_Task directions:_ Rename every "ratio-point" to "residual-point" in the items below. Reproduce them with nothing else changed.
--- start of Stored records ---
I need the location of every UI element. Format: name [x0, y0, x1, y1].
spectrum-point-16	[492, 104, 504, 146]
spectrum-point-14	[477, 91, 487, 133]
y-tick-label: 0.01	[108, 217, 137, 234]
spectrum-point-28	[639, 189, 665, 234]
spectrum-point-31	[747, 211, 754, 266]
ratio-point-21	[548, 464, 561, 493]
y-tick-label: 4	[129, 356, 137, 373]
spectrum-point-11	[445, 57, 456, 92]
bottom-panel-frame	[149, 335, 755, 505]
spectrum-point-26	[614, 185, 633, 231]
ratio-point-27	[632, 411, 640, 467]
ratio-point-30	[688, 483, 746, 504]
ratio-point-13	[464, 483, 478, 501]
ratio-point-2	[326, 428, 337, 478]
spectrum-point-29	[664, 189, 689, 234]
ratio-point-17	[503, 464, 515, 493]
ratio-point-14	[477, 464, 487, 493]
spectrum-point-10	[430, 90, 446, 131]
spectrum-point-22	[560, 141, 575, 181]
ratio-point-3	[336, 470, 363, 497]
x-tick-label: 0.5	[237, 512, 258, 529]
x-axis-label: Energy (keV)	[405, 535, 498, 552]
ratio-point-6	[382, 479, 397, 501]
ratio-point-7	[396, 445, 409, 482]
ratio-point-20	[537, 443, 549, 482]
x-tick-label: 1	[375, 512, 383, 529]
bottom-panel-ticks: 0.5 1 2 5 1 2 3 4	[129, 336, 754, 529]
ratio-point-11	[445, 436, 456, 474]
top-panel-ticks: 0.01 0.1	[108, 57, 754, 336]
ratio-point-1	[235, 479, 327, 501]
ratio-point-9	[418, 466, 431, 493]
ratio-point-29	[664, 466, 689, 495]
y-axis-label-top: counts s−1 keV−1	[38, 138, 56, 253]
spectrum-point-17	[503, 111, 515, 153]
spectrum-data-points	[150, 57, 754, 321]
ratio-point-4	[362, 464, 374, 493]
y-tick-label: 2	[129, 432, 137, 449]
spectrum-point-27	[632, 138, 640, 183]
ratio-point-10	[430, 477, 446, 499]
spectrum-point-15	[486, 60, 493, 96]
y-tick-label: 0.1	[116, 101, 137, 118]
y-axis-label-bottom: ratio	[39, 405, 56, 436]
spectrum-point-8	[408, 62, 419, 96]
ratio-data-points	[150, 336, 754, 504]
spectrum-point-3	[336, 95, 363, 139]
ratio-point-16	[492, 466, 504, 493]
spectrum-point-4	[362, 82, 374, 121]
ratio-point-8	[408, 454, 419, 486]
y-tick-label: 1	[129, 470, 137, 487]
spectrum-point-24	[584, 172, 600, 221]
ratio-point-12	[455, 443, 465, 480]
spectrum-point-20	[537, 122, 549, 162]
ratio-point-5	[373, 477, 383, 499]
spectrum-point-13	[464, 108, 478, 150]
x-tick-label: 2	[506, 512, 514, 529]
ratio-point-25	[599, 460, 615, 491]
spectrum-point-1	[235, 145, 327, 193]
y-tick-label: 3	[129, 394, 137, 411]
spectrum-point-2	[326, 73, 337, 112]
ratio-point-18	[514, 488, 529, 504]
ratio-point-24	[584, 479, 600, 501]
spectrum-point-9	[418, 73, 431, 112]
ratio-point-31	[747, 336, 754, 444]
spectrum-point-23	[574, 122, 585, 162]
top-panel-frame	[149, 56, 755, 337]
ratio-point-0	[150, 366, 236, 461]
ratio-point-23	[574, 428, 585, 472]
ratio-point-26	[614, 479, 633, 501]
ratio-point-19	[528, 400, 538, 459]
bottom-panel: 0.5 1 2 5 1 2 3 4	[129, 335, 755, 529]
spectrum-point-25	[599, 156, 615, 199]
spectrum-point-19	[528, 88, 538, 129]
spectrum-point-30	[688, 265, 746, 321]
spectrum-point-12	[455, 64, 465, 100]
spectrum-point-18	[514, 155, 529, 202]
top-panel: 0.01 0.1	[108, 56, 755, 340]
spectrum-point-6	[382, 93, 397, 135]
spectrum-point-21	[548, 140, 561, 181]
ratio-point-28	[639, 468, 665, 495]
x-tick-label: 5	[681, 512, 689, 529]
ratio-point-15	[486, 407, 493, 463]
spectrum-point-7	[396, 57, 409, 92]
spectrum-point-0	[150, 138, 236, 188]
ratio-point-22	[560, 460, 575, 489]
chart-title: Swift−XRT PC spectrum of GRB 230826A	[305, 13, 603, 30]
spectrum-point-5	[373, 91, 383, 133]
--- end of Stored records ---
_Output for this exercise:_
I need the location of every UI element. Format: name [x0, y0, x1, y1].
spectrum-point-16	[492, 104, 504, 146]
spectrum-point-14	[477, 91, 487, 133]
y-tick-label: 0.01	[108, 217, 137, 234]
spectrum-point-28	[639, 189, 665, 234]
spectrum-point-31	[747, 211, 754, 266]
residual-point-21	[548, 464, 561, 493]
y-tick-label: 4	[129, 356, 137, 373]
spectrum-point-11	[445, 57, 456, 92]
bottom-panel-frame	[149, 335, 755, 505]
spectrum-point-26	[614, 185, 633, 231]
residual-point-27	[632, 411, 640, 467]
residual-point-30	[688, 483, 746, 504]
residual-point-13	[464, 483, 478, 501]
residual-point-2	[326, 428, 337, 478]
spectrum-point-29	[664, 189, 689, 234]
residual-point-17	[503, 464, 515, 493]
residual-point-14	[477, 464, 487, 493]
spectrum-point-10	[430, 90, 446, 131]
spectrum-point-22	[560, 141, 575, 181]
residual-point-3	[336, 470, 363, 497]
x-tick-label: 0.5	[237, 512, 258, 529]
x-axis-label: Energy (keV)	[405, 535, 498, 552]
residual-point-6	[382, 479, 397, 501]
residual-point-7	[396, 445, 409, 482]
residual-point-20	[537, 443, 549, 482]
x-tick-label: 1	[375, 512, 383, 529]
bottom-panel-ticks: 0.5 1 2 5 1 2 3 4	[129, 336, 754, 529]
residual-point-11	[445, 436, 456, 474]
top-panel-ticks: 0.01 0.1	[108, 57, 754, 336]
residual-point-1	[235, 479, 327, 501]
residual-point-9	[418, 466, 431, 493]
residual-point-29	[664, 466, 689, 495]
y-axis-label-top: counts s−1 keV−1	[38, 138, 56, 253]
spectrum-point-17	[503, 111, 515, 153]
spectrum-data-points	[150, 57, 754, 321]
residual-point-4	[362, 464, 374, 493]
y-tick-label: 2	[129, 432, 137, 449]
spectrum-point-27	[632, 138, 640, 183]
residual-point-10	[430, 477, 446, 499]
spectrum-point-15	[486, 60, 493, 96]
y-tick-label: 0.1	[116, 101, 137, 118]
y-axis-label-bottom: ratio	[39, 405, 56, 436]
spectrum-point-8	[408, 62, 419, 96]
ratio-data-points	[150, 336, 754, 504]
spectrum-point-3	[336, 95, 363, 139]
residual-point-16	[492, 466, 504, 493]
spectrum-point-4	[362, 82, 374, 121]
residual-point-8	[408, 454, 419, 486]
y-tick-label: 1	[129, 470, 137, 487]
spectrum-point-24	[584, 172, 600, 221]
residual-point-12	[455, 443, 465, 480]
spectrum-point-20	[537, 122, 549, 162]
residual-point-5	[373, 477, 383, 499]
spectrum-point-13	[464, 108, 478, 150]
x-tick-label: 2	[506, 512, 514, 529]
residual-point-25	[599, 460, 615, 491]
spectrum-point-1	[235, 145, 327, 193]
y-tick-label: 3	[129, 394, 137, 411]
spectrum-point-2	[326, 73, 337, 112]
residual-point-18	[514, 488, 529, 504]
residual-point-24	[584, 479, 600, 501]
spectrum-point-9	[418, 73, 431, 112]
residual-point-31	[747, 336, 754, 444]
spectrum-point-23	[574, 122, 585, 162]
top-panel-frame	[149, 56, 755, 337]
residual-point-0	[150, 366, 236, 461]
residual-point-23	[574, 428, 585, 472]
residual-point-26	[614, 479, 633, 501]
residual-point-19	[528, 400, 538, 459]
bottom-panel: 0.5 1 2 5 1 2 3 4	[129, 335, 755, 529]
spectrum-point-25	[599, 156, 615, 199]
spectrum-point-19	[528, 88, 538, 129]
spectrum-point-30	[688, 265, 746, 321]
spectrum-point-12	[455, 64, 465, 100]
spectrum-point-18	[514, 155, 529, 202]
top-panel: 0.01 0.1	[108, 56, 755, 340]
spectrum-point-6	[382, 93, 397, 135]
spectrum-point-21	[548, 140, 561, 181]
residual-point-28	[639, 468, 665, 495]
x-tick-label: 5	[681, 512, 689, 529]
residual-point-15	[486, 407, 493, 463]
spectrum-point-7	[396, 57, 409, 92]
spectrum-point-0	[150, 138, 236, 188]
residual-point-22	[560, 460, 575, 489]
chart-title: Swift−XRT PC spectrum of GRB 230826A	[305, 13, 603, 30]
spectrum-point-5	[373, 91, 383, 133]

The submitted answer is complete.